* _WHAT YOU ARE ASKED TO DO_
Every entry must be echoed exactly.

## Start

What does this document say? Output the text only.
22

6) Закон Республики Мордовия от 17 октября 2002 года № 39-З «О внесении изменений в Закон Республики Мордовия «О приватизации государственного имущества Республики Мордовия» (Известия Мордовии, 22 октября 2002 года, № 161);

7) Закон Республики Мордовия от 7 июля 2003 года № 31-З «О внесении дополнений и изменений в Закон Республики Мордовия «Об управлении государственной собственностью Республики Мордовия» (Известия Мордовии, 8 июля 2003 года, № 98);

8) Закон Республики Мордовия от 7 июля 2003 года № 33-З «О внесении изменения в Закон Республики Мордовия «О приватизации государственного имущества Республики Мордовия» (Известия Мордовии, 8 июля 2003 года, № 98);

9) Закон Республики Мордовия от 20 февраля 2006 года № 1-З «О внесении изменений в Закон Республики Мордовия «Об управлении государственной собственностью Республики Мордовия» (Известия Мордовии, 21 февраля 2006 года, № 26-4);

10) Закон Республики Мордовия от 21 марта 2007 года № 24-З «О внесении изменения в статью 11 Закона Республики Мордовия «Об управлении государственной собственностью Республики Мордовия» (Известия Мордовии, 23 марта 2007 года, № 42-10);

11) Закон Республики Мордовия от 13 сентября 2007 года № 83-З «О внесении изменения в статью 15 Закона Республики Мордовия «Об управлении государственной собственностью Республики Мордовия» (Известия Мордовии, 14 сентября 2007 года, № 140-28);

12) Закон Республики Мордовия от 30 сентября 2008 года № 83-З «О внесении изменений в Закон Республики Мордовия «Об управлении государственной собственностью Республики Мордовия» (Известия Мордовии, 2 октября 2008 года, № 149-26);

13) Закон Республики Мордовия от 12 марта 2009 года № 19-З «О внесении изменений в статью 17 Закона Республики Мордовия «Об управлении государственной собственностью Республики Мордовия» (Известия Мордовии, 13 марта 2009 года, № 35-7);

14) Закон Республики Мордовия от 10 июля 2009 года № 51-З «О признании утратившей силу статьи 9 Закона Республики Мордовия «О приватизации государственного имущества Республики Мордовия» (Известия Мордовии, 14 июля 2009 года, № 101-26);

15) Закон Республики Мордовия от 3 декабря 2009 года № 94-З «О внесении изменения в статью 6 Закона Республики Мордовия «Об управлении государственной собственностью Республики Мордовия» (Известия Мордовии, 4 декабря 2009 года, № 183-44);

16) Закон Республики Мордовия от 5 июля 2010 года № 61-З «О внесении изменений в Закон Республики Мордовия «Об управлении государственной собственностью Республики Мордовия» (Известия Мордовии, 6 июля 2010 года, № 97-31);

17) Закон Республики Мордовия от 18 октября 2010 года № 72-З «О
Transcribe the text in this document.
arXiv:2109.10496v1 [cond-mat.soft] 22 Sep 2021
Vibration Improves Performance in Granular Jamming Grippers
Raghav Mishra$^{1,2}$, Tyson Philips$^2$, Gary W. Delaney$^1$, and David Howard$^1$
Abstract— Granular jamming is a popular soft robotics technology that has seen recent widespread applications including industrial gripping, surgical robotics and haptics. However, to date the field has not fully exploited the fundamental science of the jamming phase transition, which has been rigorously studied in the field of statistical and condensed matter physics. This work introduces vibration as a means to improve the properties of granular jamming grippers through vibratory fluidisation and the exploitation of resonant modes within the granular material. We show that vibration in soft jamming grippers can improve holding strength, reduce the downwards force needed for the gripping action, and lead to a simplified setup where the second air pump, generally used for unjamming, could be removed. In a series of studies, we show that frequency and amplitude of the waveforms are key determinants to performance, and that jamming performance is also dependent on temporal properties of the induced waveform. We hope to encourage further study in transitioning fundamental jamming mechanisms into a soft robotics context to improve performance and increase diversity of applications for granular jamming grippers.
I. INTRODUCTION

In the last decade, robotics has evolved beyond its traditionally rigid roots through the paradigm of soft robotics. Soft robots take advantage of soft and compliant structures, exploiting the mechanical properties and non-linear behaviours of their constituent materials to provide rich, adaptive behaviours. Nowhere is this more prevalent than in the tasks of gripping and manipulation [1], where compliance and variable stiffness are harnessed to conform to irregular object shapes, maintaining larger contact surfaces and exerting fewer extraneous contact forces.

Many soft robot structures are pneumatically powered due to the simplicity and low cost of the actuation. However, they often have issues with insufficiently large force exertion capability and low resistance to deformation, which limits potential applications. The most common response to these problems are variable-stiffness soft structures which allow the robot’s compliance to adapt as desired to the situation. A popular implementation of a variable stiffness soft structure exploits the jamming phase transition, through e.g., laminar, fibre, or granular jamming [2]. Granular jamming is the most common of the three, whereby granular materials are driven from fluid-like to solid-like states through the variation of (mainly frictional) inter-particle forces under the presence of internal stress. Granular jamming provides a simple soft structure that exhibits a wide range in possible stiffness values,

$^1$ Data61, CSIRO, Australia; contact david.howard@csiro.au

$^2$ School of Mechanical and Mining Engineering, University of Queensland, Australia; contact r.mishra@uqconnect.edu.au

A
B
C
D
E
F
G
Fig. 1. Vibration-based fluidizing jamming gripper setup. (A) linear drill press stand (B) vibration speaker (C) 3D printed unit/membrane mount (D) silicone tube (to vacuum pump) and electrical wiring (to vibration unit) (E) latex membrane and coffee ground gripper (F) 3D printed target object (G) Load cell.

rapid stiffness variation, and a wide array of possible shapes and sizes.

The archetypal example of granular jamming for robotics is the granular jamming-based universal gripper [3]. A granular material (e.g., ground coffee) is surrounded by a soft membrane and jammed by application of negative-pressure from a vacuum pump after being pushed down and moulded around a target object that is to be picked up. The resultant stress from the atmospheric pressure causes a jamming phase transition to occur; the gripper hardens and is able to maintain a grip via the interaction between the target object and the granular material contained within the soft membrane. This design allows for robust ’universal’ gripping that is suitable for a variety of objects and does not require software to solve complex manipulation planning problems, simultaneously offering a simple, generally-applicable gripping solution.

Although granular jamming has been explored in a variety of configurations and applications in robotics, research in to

## End

* _FULL SOLUTION_
What does this document say? Output the text only.
22

6) Закон Республики Мордовия от 17 октября 2002 года № 39-З «О внесении изменений в Закон Республики Мордовия «О приватизации государственного имущества Республики Мордовия» (Известия Мордовии, 22 октября 2002 года, № 161);

7) Закон Республики Мордовия от 7 июля 2003 года № 31-З «О внесении дополнений и изменений в Закон Республики Мордовия «Об управлении государственной собственностью Республики Мордовия» (Известия Мордовии, 8 июля 2003 года, № 98);

8) Закон Республики Мордовия от 7 июля 2003 года № 33-З «О внесении изменения в Закон Республики Мордовия «О приватизации государственного имущества Республики Мордовия» (Известия Мордовии, 8 июля 2003 года, № 98);

9) Закон Республики Мордовия от 20 февраля 2006 года № 1-З «О внесении изменений в Закон Республики Мордовия «Об управлении государственной собственностью Республики Мордовия» (Известия Мордовии, 21 февраля 2006 года, № 26-4);

10) Закон Республики Мордовия от 21 марта 2007 года № 24-З «О внесении изменения в статью 11 Закона Республики Мордовия «Об управлении государственной собственностью Республики Мордовия» (Известия Мордовии, 23 марта 2007 года, № 42-10);

11) Закон Республики Мордовия от 13 сентября 2007 года № 83-З «О внесении изменения в статью 15 Закона Республики Мордовия «Об управлении государственной собственностью Республики Мордовия» (Известия Мордовии, 14 сентября 2007 года, № 140-28);

12) Закон Республики Мордовия от 30 сентября 2008 года № 83-З «О внесении изменений в Закон Республики Мордовия «Об управлении государственной собственностью Республики Мордовия» (Известия Мордовии, 2 октября 2008 года, № 149-26);

13) Закон Республики Мордовия от 12 марта 2009 года № 19-З «О внесении изменений в статью 17 Закона Республики Мордовия «Об управлении государственной собственностью Республики Мордовия» (Известия Мордовии, 13 марта 2009 года, № 35-7);

14) Закон Республики Мордовия от 10 июля 2009 года № 51-З «О признании утратившей силу статьи 9 Закона Республики Мордовия «О приватизации государственного имущества Республики Мордовия» (Известия Мордовии, 14 июля 2009 года, № 101-26);

15) Закон Республики Мордовия от 3 декабря 2009 года № 94-З «О внесении изменения в статью 6 Закона Республики Мордовия «Об управлении государственной собственностью Республики Мордовия» (Известия Мордовии, 4 декабря 2009 года, № 183-44);

16) Закон Республики Мордовия от 5 июля 2010 года № 61-З «О внесении изменений в Закон Республики Мордовия «Об управлении государственной собственностью Республики Мордовия» (Известия Мордовии, 6 июля 2010 года, № 97-31);

17) Закон Республики Мордовия от 18 октября 2010 года № 72-З «О
Transcribe the text in this document.
arXiv:2109.10496v1 [cond-mat.soft] 22 Sep 2021
Vibration Improves Performance in Granular Jamming Grippers
Raghav Mishra$^{1,2}$, Tyson Philips$^2$, Gary W. Delaney$^1$, and David Howard$^1$
Abstract— Granular jamming is a popular soft robotics technology that has seen recent widespread applications including industrial gripping, surgical robotics and haptics. However, to date the field has not fully exploited the fundamental science of the jamming phase transition, which has been rigorously studied in the field of statistical and condensed matter physics. This work introduces vibration as a means to improve the properties of granular jamming grippers through vibratory fluidisation and the exploitation of resonant modes within the granular material. We show that vibration in soft jamming grippers can improve holding strength, reduce the downwards force needed for the gripping action, and lead to a simplified setup where the second air pump, generally used for unjamming, could be removed. In a series of studies, we show that frequency and amplitude of the waveforms are key determinants to performance, and that jamming performance is also dependent on temporal properties of the induced waveform. We hope to encourage further study in transitioning fundamental jamming mechanisms into a soft robotics context to improve performance and increase diversity of applications for granular jamming grippers.
I. INTRODUCTION

In the last decade, robotics has evolved beyond its traditionally rigid roots through the paradigm of soft robotics. Soft robots take advantage of soft and compliant structures, exploiting the mechanical properties and non-linear behaviours of their constituent materials to provide rich, adaptive behaviours. Nowhere is this more prevalent than in the tasks of gripping and manipulation [1], where compliance and variable stiffness are harnessed to conform to irregular object shapes, maintaining larger contact surfaces and exerting fewer extraneous contact forces.

Many soft robot structures are pneumatically powered due to the simplicity and low cost of the actuation. However, they often have issues with insufficiently large force exertion capability and low resistance to deformation, which limits potential applications. The most common response to these problems are variable-stiffness soft structures which allow the robot’s compliance to adapt as desired to the situation. A popular implementation of a variable stiffness soft structure exploits the jamming phase transition, through e.g., laminar, fibre, or granular jamming [2]. Granular jamming is the most common of the three, whereby granular materials are driven from fluid-like to solid-like states through the variation of (mainly frictional) inter-particle forces under the presence of internal stress. Granular jamming provides a simple soft structure that exhibits a wide range in possible stiffness values,

$^1$ Data61, CSIRO, Australia; contact david.howard@csiro.au

$^2$ School of Mechanical and Mining Engineering, University of Queensland, Australia; contact r.mishra@uqconnect.edu.au

A
B
C
D
E
F
G
Fig. 1. Vibration-based fluidizing jamming gripper setup. (A) linear drill press stand (B) vibration speaker (C) 3D printed unit/membrane mount (D) silicone tube (to vacuum pump) and electrical wiring (to vibration unit) (E) latex membrane and coffee ground gripper (F) 3D printed target object (G) Load cell.

rapid stiffness variation, and a wide array of possible shapes and sizes.

The archetypal example of granular jamming for robotics is the granular jamming-based universal gripper [3]. A granular material (e.g., ground coffee) is surrounded by a soft membrane and jammed by application of negative-pressure from a vacuum pump after being pushed down and moulded around a target object that is to be picked up. The resultant stress from the atmospheric pressure causes a jamming phase transition to occur; the gripper hardens and is able to maintain a grip via the interaction between the target object and the granular material contained within the soft membrane. This design allows for robust ’universal’ gripping that is suitable for a variety of objects and does not require software to solve complex manipulation planning problems, simultaneously offering a simple, generally-applicable gripping solution.

Although granular jamming has been explored in a variety of configurations and applications in robotics, research in to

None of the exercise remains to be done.